## Instructions for the task
Find the string "maximum" in the entries and copy each line that has it.

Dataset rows
-=-=-
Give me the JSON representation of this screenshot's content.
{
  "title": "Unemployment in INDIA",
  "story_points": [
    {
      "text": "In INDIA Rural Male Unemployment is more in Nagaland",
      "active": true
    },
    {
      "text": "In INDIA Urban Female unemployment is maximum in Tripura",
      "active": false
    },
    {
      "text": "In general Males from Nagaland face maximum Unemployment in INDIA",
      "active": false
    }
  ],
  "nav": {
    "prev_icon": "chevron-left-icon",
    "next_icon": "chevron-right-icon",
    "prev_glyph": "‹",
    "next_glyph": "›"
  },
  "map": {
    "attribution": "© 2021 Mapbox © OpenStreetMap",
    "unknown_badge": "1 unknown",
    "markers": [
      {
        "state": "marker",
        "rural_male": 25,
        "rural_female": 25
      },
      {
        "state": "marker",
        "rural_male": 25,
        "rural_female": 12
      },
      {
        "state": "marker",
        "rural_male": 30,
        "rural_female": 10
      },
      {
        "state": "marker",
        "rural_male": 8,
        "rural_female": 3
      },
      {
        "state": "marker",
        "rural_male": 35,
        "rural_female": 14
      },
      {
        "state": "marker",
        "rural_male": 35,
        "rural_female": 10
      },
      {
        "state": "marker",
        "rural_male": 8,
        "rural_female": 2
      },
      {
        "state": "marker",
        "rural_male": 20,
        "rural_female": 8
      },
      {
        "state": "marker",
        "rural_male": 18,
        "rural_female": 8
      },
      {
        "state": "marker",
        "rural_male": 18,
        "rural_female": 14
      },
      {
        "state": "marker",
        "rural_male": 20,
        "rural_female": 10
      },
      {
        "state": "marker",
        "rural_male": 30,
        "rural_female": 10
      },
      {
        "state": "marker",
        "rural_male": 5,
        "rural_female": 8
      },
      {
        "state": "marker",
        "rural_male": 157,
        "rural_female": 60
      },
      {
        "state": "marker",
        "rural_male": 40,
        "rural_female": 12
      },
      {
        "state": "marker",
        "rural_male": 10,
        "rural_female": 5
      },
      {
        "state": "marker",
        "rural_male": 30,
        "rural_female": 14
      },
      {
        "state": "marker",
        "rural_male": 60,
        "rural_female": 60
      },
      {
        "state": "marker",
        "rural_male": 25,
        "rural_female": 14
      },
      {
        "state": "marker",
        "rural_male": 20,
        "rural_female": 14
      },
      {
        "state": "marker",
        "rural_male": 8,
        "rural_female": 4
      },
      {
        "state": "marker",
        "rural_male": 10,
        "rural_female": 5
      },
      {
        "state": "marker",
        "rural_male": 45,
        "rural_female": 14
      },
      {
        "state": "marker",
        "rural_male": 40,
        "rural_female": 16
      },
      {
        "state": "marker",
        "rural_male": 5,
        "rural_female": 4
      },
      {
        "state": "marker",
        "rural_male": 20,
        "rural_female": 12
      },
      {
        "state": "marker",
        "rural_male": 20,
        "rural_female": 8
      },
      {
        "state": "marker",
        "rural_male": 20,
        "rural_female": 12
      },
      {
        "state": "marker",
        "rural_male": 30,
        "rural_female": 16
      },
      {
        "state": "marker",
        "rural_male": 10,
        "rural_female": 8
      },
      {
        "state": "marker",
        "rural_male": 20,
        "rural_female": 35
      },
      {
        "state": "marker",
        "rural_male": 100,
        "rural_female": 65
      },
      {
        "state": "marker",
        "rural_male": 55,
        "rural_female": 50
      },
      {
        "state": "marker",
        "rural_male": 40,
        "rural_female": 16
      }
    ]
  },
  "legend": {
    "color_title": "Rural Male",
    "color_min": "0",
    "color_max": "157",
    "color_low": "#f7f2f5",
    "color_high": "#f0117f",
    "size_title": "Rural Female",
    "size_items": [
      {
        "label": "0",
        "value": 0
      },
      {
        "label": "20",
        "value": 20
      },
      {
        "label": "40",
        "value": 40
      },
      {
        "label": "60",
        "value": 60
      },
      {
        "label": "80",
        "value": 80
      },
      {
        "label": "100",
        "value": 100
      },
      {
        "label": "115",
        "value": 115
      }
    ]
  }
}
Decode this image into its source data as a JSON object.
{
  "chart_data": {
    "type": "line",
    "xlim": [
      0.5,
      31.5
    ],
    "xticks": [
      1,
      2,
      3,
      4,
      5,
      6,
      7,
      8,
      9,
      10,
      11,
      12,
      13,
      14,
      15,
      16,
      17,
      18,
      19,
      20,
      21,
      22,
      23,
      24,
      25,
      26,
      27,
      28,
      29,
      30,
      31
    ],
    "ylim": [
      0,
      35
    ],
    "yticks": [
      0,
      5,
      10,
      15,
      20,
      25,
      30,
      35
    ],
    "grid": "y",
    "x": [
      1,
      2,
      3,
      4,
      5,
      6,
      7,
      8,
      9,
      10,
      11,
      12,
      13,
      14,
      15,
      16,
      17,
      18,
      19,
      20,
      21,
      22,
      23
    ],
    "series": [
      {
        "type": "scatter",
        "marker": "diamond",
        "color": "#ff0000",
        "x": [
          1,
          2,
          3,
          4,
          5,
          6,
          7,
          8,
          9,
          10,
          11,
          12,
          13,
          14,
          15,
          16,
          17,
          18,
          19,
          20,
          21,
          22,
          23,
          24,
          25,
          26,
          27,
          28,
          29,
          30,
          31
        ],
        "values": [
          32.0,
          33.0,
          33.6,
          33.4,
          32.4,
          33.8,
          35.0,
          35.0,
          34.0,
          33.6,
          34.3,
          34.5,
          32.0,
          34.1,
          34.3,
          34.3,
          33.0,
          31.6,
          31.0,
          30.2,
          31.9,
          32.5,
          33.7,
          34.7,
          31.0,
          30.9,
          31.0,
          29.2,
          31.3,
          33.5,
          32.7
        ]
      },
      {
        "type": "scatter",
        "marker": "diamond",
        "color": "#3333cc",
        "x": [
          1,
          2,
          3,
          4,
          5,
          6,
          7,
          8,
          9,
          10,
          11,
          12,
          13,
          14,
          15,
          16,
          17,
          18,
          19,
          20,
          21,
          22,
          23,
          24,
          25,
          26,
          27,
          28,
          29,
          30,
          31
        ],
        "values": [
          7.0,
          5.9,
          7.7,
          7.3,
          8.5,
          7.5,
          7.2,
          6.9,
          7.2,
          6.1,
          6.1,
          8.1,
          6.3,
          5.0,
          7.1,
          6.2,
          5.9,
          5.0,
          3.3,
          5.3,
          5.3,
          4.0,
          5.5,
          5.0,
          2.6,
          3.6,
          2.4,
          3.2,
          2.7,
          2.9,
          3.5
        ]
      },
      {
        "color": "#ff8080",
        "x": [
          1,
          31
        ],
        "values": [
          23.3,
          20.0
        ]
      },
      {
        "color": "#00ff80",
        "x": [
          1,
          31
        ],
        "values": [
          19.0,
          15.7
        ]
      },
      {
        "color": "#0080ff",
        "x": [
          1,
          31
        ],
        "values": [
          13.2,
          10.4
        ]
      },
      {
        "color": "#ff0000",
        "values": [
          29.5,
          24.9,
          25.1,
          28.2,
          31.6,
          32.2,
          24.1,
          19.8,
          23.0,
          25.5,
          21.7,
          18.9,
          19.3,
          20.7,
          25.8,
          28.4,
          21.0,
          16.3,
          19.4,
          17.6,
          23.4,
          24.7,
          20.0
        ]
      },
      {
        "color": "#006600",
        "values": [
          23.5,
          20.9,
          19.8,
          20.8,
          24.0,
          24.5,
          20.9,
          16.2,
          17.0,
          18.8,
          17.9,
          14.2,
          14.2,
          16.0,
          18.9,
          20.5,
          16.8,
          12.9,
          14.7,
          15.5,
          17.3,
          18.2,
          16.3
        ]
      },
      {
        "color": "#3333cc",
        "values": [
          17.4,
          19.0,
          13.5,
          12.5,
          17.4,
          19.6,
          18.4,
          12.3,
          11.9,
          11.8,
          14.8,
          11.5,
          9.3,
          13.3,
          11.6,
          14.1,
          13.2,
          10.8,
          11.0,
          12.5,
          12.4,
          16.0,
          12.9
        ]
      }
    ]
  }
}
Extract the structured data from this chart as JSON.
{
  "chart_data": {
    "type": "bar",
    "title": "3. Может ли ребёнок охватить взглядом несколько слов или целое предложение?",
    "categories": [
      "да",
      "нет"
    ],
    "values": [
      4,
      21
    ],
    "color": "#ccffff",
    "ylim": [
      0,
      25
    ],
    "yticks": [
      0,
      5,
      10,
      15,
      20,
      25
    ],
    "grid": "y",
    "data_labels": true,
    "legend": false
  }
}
-=-=-
## Complete answer
      "text": "In INDIA Urban Female unemployment is maximum in Tripura",
      "text": "In general Males from Nagaland face maximum Unemployment in INDIA",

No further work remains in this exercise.